### Exercise objective
Reproduce exactly the lines beginning with the line that contains "Transcribe this image's" and ending at the final line of the material below.
+++ Input records
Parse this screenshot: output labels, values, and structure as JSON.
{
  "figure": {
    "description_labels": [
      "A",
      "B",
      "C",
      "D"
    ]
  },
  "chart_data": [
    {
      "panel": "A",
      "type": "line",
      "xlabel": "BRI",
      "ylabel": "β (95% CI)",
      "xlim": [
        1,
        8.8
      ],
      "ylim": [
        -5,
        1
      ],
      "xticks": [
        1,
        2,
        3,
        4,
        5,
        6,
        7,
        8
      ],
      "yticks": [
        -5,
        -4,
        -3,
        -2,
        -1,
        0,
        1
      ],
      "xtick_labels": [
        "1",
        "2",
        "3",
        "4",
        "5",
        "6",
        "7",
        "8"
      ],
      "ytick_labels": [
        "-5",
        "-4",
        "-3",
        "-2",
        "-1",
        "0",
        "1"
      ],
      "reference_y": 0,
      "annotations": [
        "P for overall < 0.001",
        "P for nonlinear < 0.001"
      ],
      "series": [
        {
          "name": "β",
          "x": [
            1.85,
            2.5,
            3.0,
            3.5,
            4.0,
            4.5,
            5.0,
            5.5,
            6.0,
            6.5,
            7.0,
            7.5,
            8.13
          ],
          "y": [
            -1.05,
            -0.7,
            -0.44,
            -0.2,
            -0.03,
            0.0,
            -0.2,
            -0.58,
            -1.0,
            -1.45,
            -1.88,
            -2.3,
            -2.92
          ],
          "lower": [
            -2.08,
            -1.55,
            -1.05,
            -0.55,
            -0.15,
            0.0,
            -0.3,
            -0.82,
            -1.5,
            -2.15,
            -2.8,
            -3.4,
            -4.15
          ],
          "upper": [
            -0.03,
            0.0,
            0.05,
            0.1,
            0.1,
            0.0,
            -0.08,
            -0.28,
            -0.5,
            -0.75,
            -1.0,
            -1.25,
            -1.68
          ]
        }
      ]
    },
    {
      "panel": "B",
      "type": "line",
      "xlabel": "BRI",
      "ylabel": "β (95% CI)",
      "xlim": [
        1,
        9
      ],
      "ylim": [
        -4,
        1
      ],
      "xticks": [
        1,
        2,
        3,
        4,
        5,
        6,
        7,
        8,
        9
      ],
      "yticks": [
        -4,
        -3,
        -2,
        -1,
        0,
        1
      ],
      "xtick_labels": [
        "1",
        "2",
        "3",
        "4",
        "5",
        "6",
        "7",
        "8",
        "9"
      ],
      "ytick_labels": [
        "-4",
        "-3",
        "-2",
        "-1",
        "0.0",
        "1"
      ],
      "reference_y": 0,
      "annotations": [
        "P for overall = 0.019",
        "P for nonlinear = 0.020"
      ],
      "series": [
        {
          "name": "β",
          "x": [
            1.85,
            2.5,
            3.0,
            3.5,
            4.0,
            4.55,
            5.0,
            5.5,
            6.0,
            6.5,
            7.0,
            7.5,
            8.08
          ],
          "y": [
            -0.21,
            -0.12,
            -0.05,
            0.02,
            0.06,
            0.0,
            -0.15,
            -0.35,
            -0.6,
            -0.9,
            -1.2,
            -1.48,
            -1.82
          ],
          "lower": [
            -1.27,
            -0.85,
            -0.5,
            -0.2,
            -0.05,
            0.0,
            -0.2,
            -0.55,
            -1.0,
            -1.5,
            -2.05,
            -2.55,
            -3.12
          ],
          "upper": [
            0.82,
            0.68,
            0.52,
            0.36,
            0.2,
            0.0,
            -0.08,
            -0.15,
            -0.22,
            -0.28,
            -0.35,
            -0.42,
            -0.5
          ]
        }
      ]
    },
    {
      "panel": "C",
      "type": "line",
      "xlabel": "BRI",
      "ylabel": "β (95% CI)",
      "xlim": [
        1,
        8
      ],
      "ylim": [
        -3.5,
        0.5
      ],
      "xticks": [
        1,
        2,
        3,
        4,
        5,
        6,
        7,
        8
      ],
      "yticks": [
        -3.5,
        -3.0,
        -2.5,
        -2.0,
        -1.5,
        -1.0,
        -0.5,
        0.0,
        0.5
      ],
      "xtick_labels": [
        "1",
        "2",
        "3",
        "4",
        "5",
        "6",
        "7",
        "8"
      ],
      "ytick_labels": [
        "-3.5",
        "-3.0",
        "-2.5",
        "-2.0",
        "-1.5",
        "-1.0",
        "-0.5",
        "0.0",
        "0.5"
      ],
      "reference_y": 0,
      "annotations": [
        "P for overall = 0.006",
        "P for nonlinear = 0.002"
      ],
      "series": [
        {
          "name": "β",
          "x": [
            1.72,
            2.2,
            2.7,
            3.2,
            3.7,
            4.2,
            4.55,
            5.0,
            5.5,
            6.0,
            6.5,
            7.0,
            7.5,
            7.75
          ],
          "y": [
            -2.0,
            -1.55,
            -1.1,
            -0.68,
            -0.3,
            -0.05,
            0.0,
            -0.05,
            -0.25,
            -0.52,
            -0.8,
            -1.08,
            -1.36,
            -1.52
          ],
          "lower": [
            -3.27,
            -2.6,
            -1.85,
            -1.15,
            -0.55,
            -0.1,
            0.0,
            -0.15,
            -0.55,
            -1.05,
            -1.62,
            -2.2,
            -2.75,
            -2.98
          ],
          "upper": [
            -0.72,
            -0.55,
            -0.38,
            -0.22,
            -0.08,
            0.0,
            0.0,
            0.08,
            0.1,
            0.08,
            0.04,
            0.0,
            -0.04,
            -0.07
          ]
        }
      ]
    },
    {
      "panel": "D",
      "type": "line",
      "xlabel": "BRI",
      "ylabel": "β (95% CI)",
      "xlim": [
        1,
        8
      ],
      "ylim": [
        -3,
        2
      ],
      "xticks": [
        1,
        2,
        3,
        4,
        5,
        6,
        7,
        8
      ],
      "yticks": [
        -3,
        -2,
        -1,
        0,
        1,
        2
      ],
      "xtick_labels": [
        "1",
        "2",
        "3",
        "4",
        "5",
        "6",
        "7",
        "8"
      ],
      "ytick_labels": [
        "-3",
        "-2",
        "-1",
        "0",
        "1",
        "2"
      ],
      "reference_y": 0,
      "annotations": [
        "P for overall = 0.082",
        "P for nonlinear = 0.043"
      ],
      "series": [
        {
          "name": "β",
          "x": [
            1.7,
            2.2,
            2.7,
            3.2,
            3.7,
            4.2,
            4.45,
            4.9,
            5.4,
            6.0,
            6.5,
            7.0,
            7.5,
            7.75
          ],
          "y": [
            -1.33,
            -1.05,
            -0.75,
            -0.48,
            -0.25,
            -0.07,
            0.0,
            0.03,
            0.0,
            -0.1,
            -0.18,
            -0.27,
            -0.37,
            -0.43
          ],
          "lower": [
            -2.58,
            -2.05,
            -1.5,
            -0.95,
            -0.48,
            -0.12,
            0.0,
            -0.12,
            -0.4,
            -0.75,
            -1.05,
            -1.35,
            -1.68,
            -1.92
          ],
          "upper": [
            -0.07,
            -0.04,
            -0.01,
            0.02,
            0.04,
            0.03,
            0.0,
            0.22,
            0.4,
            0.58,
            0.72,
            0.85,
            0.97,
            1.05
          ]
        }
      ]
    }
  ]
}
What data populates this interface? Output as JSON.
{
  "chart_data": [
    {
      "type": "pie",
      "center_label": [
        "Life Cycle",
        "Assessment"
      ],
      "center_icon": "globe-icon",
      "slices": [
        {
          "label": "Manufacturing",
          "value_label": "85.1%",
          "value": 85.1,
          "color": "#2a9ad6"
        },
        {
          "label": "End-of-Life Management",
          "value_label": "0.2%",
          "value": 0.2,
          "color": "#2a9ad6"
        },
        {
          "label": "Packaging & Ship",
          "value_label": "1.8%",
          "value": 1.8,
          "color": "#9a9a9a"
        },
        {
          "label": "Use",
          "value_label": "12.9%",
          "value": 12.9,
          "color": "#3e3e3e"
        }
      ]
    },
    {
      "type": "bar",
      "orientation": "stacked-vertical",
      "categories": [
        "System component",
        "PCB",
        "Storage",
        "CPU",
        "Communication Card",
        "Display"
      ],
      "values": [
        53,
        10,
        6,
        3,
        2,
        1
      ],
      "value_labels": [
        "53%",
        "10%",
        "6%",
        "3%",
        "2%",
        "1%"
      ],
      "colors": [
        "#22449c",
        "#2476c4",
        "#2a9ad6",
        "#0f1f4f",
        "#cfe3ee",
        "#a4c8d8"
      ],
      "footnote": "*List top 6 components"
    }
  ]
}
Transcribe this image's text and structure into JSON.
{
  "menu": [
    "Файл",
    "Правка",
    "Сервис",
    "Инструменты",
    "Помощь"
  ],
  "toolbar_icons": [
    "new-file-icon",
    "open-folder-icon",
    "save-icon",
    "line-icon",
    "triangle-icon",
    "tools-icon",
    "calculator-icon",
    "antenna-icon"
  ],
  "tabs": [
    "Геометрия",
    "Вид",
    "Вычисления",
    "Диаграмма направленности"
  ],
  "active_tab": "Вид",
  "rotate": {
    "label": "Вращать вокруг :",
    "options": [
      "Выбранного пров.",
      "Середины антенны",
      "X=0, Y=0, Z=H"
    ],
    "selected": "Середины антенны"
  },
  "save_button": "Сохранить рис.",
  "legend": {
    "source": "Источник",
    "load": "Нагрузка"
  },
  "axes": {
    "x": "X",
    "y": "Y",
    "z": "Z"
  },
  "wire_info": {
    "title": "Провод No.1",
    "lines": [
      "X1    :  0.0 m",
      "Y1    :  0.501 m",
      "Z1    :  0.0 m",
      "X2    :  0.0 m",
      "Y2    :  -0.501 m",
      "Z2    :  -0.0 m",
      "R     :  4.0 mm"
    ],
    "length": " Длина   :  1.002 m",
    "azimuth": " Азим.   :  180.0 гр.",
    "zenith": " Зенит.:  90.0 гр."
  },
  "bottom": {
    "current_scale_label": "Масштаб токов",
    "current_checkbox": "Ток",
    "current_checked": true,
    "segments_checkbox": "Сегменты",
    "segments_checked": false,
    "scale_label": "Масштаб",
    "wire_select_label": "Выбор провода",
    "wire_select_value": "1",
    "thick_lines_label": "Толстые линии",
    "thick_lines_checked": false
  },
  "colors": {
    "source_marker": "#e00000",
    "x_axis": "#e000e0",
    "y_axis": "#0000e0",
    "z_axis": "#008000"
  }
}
++++++
### Exercise output
Transcribe this image's text and structure into JSON.
{
  "menu": [
    "Файл",
    "Правка",
    "Сервис",
    "Инструменты",
    "Помощь"
  ],
  "toolbar_icons": [
    "new-file-icon",
    "open-folder-icon",
    "save-icon",
    "line-icon",
    "triangle-icon",
    "tools-icon",
    "calculator-icon",
    "antenna-icon"
  ],
  "tabs": [
    "Геометрия",
    "Вид",
    "Вычисления",
    "Диаграмма направленности"
  ],
  "active_tab": "Вид",
  "rotate": {
    "label": "Вращать вокруг :",
    "options": [
      "Выбранного пров.",
      "Середины антенны",
      "X=0, Y=0, Z=H"
    ],
    "selected": "Середины антенны"
  },
  "save_button": "Сохранить рис.",
  "legend": {
    "source": "Источник",
    "load": "Нагрузка"
  },
  "axes": {
    "x": "X",
    "y": "Y",
    "z": "Z"
  },
  "wire_info": {
    "title": "Провод No.1",
    "lines": [
      "X1    :  0.0 m",
      "Y1    :  0.501 m",
      "Z1    :  0.0 m",
      "X2    :  0.0 m",
      "Y2    :  -0.501 m",
      "Z2    :  -0.0 m",
      "R     :  4.0 mm"
    ],
    "length": " Длина   :  1.002 m",
    "azimuth": " Азим.   :  180.0 гр.",
    "zenith": " Зенит.:  90.0 гр."
  },
  "bottom": {
    "current_scale_label": "Масштаб токов",
    "current_checkbox": "Ток",
    "current_checked": true,
    "segments_checkbox": "Сегменты",
    "segments_checked": false,
    "scale_label": "Масштаб",
    "wire_select_label": "Выбор провода",
    "wire_select_value": "1",
    "thick_lines_label": "Толстые линии",
    "thick_lines_checked": false
  },
  "colors": {
    "source_marker": "#e00000",
    "x_axis": "#e000e0",
    "y_axis": "#0000e0",
    "z_axis": "#008000"
  }
}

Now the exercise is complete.